説明

電線支持部への他物接近防止具

【課題】
被覆電線支持部付近の充電部に他物が接近することを防止する接近防止具を提供することを課題とする。
【解決手段】
本発明の飛来物の電線支持部接近防止具は、被覆線に接触した飛来物が前記被覆線に接触したまま前記被覆線に沿って移動することを防ぐための防止具であって、円筒を構成する円周の一点から円筒の長手方向に切り開いた形状の円筒部と、前記円筒部の外周に沿った鍔上の鍔部とを備え、可撓性のある素材からなることを特長とする

【発明の詳細な説明】
【技術分野】
【0001】
本発明は、被覆電線が支持物上で支持されている箇所付近で、充電部が外部との接触が可能となっている部位へ、飛来物等の異物が接触し短絡あるいは地絡事故となることを防ぐ技術に関する。
【背景技術】
【0002】
電線を保持し、絶縁を保持する碍子を直接被覆することにより、短絡あるいは地絡事故となることを防ぐ碍子被覆部材が知られている。(例えば、特許文献1参照)
【先行技術文献】
【特許文献】
【0003】
【特許文献1】特開2006−216514号公報
【発明の概要】
【発明が解決しようとする課題】
【0004】
木の枝やビニール紐といった飛来物が風により飛来し電線に掛着することがある。電線が完全に被覆されている箇所では飛来物が接触しても被覆により電線は絶縁されている状態であるから、すぐに地絡あるいは短絡事故とはならない。ただし、一度掛着した飛来物は自然には落下せず、電線に掛着したまま移動し、電線が支持物上で支持された箇所で留まることが多い。電線が支持物上で支持されている箇所で、例えば柱上クランプの様に充電部がカバー等で被覆されており、カバーと充電部との間にすき間がある部位は、この飛来物によって地絡あるいは短絡事故となることがある。

• **行の抜粋**:

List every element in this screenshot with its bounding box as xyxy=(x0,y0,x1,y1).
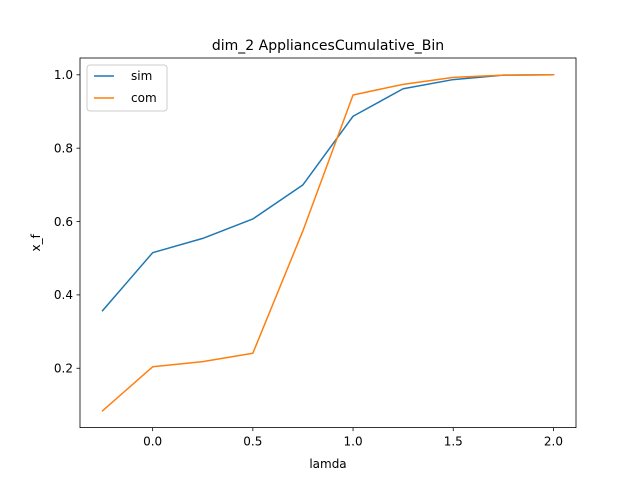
y-tick-label: 0.8 xyxy=(54,141,73,155)
y-tick-label: 0.6 xyxy=(54,215,73,229)
series-line-sim xyxy=(101,74,555,312)
x-tick-label: 1.0 xyxy=(344,435,363,449)
legend: sim com xyxy=(86,64,168,112)
y-axis-ticks: 0.2 0.4 0.6 0.8 1.0 xyxy=(54,68,80,376)
x-tick-label: 0.0 xyxy=(143,435,162,449)
x-axis-label: lamda xyxy=(309,457,346,471)
y-tick-label: 0.4 xyxy=(54,288,73,302)
x-axis-ticks: 0.0 0.5 1.0 1.5 2.0 xyxy=(143,427,563,449)
chart-title: dim_2 AppliancesCumulative_Bin xyxy=(212,38,444,54)
y-tick-label: 0.2 xyxy=(54,362,73,376)
series-line-com xyxy=(101,74,555,412)
x-tick-label: 2.0 xyxy=(544,435,563,449)
plot-frame xyxy=(79,57,577,429)
x-tick-label: 0.5 xyxy=(243,435,262,449)
y-tick-label: 1.0 xyxy=(54,68,73,82)
x-tick-label: 1.5 xyxy=(444,435,463,449)
y-axis-label: x_f xyxy=(29,233,43,251)
legend-label-com: com xyxy=(131,91,157,105)
legend-label-sim: sim xyxy=(131,69,152,83)
series-layer xyxy=(101,74,555,412)
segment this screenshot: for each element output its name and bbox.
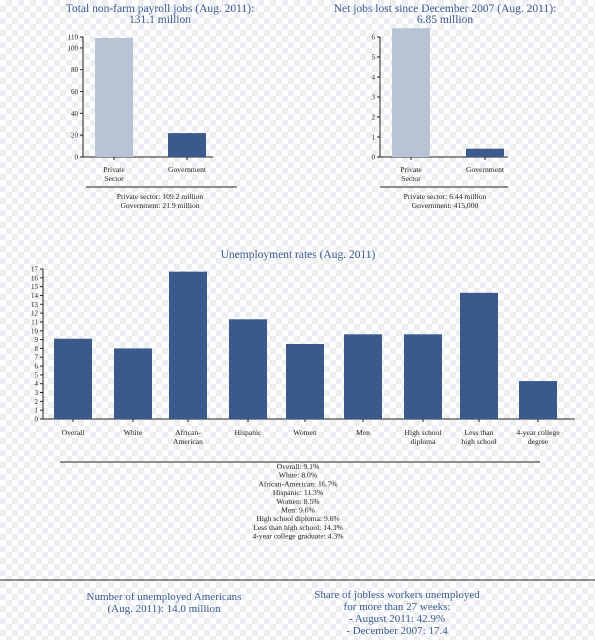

• **取り組む問題**:
**1)** 電線支持部への接近防止具の文章から、「電線支持部への他物接近防止具」から「知られている。(例えば、特許文献1参照)」までをそのまま抜き出してください。
**2)** 電線支持部への接近防止具を説明する文章を、最後の文の続きから書き進めてください。

• **解答例**:
**1)**
電線支持部への他物接近防止具

【課題】
被覆電線支持部付近の充電部に他物が接近することを防止する接近防止具を提供することを課題とする。
【解決手段】
本発明の飛来物の電線支持部接近防止具は、被覆線に接触した飛来物が前記被覆線に接触したまま前記被覆線に沿って移動することを防ぐための防止具であって、円筒を構成する円周の一点から円筒の長手方向に切り開いた形状の円筒部と、前記円筒部の外周に沿った鍔上の鍔部とを備え、可撓性のある素材からなることを特長とする

【発明の詳細な説明】
【技術分野】
【0001】
本発明は、被覆電線が支持物上で支持されている箇所付近で、充電部が外部との接触が可能となっている部位へ、飛来物等の異物が接触し短絡あるいは地絡事故となることを防ぐ技術に関する。
【背景技術】
【0002】
電線を保持し、絶縁を保持する碍子を直接被覆することにより、短絡あるいは地絡事故となることを防ぐ碍子被覆部材が知られている。(例えば、特許文献1参照)

**2)**
【0005】
このような短絡あるいは地絡事故防ぐ方法として、電線を支持する箇所の充電部と支持部を直接覆うことにより外部との接触ができないようにする方法があるが、電力系統内で電線を支持する箇所の充電部の数(対策が必要な箇所)は極めて多数であり、対策を行う場合のコストも大きなものとなる。
【0006】
さらに、電線を支持する箇所の充電部を覆った場合、覆われた充電部は放熱が十分に行われないことから高温となり、充電部付近で被覆物が溶けてしまい、この溶けた被覆により短絡あるいは地絡事故となることもある。そのため、上記のような被覆物は、電線に流れる電流値が大きい箇所には取り付けられないという課題がある。
【0007】
本発明はこのような課題に鑑みてなされたものであり、充電部での放熱は十分に行うことができ、作業性がよく、コストが安い、充電部への飛来物の接近を防ぐ接近防止具を提供することを目的とする。
【課題を解決するための手段】
【0008】
本発明は、被覆線に接触した飛来物が前記被覆線に接触したまま前記被覆線に沿って移動することを防ぐための防止具であって、円筒を構成する円周の一点から円筒の長手方向に切り開いた形状の円筒部と、前記円筒部の外周に沿った鍔上の鍔部とを備え、可撓性のある素材からなることを特長とする飛来物の電線支持部への接近防止具である。
【0009】
本発明の接近防止具の円筒部は、円筒の一端の直径を他端より細くすることにより、この円筒部の細くなった端部を電線に取り付けた際の滑り止めとすることもできる。
【0010】
また、本発明の接近防止具の鍔部は、円筒部に対し傾いた形状とすることもできる。この傾きにより、本接近防止具を電線に取り付けるために、円筒部を広げる作業を容易に行うことができる。
【0011】
さらに、本発明の接近防止具の円筒部の内側面にゴムスポンジのような弾性部材を配し、電線に取り付けた際の滑り止めとしてもよい。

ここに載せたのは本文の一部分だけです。